Information shown –
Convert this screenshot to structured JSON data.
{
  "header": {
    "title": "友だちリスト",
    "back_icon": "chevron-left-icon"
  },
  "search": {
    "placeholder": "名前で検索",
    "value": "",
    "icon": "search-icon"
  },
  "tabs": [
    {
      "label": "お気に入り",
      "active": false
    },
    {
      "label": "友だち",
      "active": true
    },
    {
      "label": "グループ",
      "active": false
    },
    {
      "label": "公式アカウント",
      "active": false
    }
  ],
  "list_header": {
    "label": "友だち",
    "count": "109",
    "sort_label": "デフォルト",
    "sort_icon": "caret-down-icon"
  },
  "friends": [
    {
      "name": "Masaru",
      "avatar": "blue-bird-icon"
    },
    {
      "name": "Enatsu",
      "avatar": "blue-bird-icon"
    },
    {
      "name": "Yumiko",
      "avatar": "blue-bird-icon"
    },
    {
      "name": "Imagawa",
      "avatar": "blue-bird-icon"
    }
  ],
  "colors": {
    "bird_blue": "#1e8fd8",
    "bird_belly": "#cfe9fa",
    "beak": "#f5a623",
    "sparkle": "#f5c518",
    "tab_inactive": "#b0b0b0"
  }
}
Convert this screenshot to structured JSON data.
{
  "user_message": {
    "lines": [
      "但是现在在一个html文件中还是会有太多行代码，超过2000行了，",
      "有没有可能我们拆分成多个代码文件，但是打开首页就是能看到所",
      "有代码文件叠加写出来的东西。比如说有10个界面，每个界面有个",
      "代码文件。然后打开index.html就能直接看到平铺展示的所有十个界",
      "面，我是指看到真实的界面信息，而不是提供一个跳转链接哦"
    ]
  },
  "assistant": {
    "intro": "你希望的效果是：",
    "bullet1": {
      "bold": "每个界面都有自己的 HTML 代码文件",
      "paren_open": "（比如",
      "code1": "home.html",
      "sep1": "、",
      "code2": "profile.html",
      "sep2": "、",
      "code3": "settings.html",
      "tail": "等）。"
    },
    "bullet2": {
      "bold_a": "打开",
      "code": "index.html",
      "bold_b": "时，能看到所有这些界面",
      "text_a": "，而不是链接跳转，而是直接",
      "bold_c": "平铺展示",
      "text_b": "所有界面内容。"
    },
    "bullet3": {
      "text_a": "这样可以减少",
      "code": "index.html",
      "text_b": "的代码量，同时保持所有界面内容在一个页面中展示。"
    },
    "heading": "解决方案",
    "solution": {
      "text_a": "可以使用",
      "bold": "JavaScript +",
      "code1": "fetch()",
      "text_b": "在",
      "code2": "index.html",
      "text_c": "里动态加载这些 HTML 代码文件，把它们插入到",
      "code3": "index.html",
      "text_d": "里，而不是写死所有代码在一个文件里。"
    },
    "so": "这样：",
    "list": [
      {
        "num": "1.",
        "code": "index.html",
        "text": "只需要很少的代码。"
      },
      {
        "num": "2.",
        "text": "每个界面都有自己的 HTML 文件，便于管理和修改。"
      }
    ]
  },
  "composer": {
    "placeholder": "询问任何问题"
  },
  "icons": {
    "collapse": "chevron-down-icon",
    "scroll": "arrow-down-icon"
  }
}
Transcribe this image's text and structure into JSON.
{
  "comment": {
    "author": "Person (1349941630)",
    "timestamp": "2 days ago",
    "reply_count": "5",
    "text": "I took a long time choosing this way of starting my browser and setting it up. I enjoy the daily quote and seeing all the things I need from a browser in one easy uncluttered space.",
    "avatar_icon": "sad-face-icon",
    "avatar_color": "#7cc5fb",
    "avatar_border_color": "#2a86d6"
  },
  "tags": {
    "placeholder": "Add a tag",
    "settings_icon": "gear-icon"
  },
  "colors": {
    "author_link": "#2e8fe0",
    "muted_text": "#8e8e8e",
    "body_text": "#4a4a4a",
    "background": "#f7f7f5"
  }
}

Task directions – Filter the entries down to the lines with the word "name" in them.

In response –
      "name": "Masaru",
      "name": "Enatsu",
      "name": "Yumiko",
      "name": "Imagawa",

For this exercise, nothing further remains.